Saved entries
** begin **

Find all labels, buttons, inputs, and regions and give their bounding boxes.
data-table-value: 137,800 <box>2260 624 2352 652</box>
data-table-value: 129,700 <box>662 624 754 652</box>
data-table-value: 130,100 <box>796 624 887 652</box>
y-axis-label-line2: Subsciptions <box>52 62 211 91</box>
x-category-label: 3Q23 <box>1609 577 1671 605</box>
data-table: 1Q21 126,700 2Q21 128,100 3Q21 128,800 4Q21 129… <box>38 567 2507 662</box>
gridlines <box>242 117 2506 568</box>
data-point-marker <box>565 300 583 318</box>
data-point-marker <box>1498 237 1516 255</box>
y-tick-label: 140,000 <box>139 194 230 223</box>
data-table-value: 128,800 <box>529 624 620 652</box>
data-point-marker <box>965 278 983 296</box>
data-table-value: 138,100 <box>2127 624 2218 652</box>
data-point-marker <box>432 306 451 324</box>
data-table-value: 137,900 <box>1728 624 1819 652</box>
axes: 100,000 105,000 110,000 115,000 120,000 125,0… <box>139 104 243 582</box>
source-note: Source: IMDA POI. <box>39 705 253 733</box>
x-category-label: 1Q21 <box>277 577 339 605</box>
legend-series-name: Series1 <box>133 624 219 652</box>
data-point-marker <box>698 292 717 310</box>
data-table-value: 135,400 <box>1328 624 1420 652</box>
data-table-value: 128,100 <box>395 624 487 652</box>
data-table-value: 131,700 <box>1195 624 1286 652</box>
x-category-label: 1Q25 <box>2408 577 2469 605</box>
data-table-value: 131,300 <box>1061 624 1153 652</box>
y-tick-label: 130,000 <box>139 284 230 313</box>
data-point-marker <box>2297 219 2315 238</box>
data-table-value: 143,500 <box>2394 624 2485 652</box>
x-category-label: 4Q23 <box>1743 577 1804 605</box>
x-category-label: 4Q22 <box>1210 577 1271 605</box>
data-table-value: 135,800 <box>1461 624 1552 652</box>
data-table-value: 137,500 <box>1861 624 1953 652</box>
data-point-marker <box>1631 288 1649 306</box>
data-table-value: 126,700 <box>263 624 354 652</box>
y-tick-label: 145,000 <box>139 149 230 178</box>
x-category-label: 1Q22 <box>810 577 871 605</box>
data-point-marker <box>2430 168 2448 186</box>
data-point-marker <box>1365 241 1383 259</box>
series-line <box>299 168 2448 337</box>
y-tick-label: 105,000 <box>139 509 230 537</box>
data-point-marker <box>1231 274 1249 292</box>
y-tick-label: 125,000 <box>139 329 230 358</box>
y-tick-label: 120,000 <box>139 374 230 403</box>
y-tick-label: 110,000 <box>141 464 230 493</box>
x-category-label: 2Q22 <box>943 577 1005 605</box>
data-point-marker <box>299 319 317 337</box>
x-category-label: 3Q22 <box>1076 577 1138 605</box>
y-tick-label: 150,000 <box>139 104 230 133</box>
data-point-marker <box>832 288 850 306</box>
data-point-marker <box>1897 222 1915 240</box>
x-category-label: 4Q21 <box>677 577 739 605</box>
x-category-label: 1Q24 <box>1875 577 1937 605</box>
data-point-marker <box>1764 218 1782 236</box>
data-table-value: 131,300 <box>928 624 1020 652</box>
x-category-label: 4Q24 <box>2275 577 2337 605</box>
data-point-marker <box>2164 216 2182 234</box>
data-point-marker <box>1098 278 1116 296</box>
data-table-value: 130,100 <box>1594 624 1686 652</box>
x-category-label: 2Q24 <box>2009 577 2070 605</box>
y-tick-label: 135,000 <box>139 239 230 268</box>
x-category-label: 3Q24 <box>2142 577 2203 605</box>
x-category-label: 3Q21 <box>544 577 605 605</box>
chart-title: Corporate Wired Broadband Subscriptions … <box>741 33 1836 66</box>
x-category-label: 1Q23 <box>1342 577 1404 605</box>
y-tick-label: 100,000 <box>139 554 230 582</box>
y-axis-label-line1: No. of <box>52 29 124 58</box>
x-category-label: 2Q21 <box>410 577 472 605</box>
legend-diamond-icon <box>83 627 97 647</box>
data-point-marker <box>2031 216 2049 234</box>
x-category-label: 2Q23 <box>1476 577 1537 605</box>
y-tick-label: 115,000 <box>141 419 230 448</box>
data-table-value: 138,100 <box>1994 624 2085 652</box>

** end **

● Goal
Report how many lines of the material contain the string "tick", treating uppercase and lowercase as distinct. Give only the number.

● Written response
11